→ **WHAT THE EXERCISE ASKS**: Write the entries below out again exactly; any picture in them stays out.

· · · ·

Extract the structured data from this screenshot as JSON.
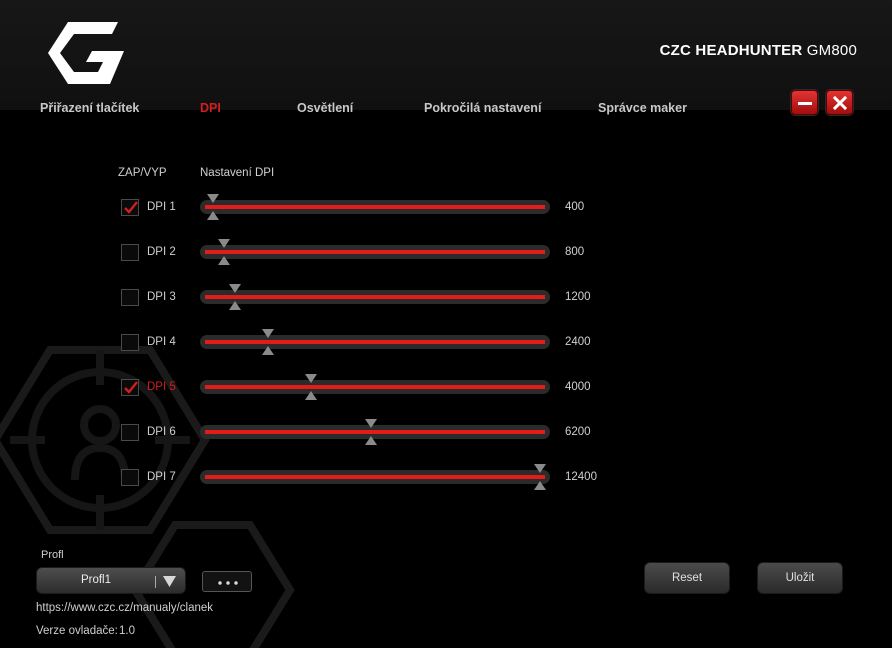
{
  "header": {
    "brand": "CZC HEADHUNTER",
    "model": "GM800",
    "logo_icon": "czc-g-logo",
    "tabs": [
      {
        "label": "Přiřazení tlačítek",
        "active": false
      },
      {
        "label": "DPI",
        "active": true
      },
      {
        "label": "Osvětlení",
        "active": false
      },
      {
        "label": "Pokročilá nastavení",
        "active": false
      },
      {
        "label": "Správce maker",
        "active": false
      }
    ],
    "window_buttons": {
      "minimize_icon": "minus-icon",
      "close_icon": "x-icon"
    }
  },
  "dpi_panel": {
    "col_onoff": "ZAP/VYP",
    "col_settings": "Nastavení DPI",
    "slider_min": 100,
    "slider_max": 12600,
    "levels": [
      {
        "name": "DPI 1",
        "value": "400",
        "checked": true,
        "highlighted": false
      },
      {
        "name": "DPI 2",
        "value": "800",
        "checked": false,
        "highlighted": false
      },
      {
        "name": "DPI 3",
        "value": "1200",
        "checked": false,
        "highlighted": false
      },
      {
        "name": "DPI 4",
        "value": "2400",
        "checked": false,
        "highlighted": false
      },
      {
        "name": "DPI 5",
        "value": "4000",
        "checked": true,
        "highlighted": true
      },
      {
        "name": "DPI 6",
        "value": "6200",
        "checked": false,
        "highlighted": false
      },
      {
        "name": "DPI 7",
        "value": "12400",
        "checked": false,
        "highlighted": false
      }
    ]
  },
  "footer": {
    "profile_label": "Profl",
    "profile_value": "Profl1",
    "more_label": "• • •",
    "reset_label": "Reset",
    "save_label": "Uložit",
    "manual_url": "https://www.czc.cz/manualy/clanek",
    "driver_version_label": "Verze ovladače:",
    "driver_version_value": "1.0"
  },
  "colors": {
    "accent": "#d21e1e",
    "slider_fill": "#e21b1b",
    "background": "#000000"
  }
}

· · · ·

→ **SOLUTION TO THE PROBLEM**:
Extract the structured data from this screenshot as JSON.
{
  "header": {
    "brand": "CZC HEADHUNTER",
    "model": "GM800",
    "logo_icon": "czc-g-logo",
    "tabs": [
      {
        "label": "Přiřazení tlačítek",
        "active": false
      },
      {
        "label": "DPI",
        "active": true
      },
      {
        "label": "Osvětlení",
        "active": false
      },
      {
        "label": "Pokročilá nastavení",
        "active": false
      },
      {
        "label": "Správce maker",
        "active": false
      }
    ],
    "window_buttons": {
      "minimize_icon": "minus-icon",
      "close_icon": "x-icon"
    }
  },
  "dpi_panel": {
    "col_onoff": "ZAP/VYP",
    "col_settings": "Nastavení DPI",
    "slider_min": 100,
    "slider_max": 12600,
    "levels": [
      {
        "name": "DPI 1",
        "value": "400",
        "checked": true,
        "highlighted": false
      },
      {
        "name": "DPI 2",
        "value": "800",
        "checked": false,
        "highlighted": false
      },
      {
        "name": "DPI 3",
        "value": "1200",
        "checked": false,
        "highlighted": false
      },
      {
        "name": "DPI 4",
        "value": "2400",
        "checked": false,
        "highlighted": false
      },
      {
        "name": "DPI 5",
        "value": "4000",
        "checked": true,
        "highlighted": true
      },
      {
        "name": "DPI 6",
        "value": "6200",
        "checked": false,
        "highlighted": false
      },
      {
        "name": "DPI 7",
        "value": "12400",
        "checked": false,
        "highlighted": false
      }
    ]
  },
  "footer": {
    "profile_label": "Profl",
    "profile_value": "Profl1",
    "more_label": "• • •",
    "reset_label": "Reset",
    "save_label": "Uložit",
    "manual_url": "https://www.czc.cz/manualy/clanek",
    "driver_version_label": "Verze ovladače:",
    "driver_version_value": "1.0"
  },
  "colors": {
    "accent": "#d21e1e",
    "slider_fill": "#e21b1b",
    "background": "#000000"
  }
}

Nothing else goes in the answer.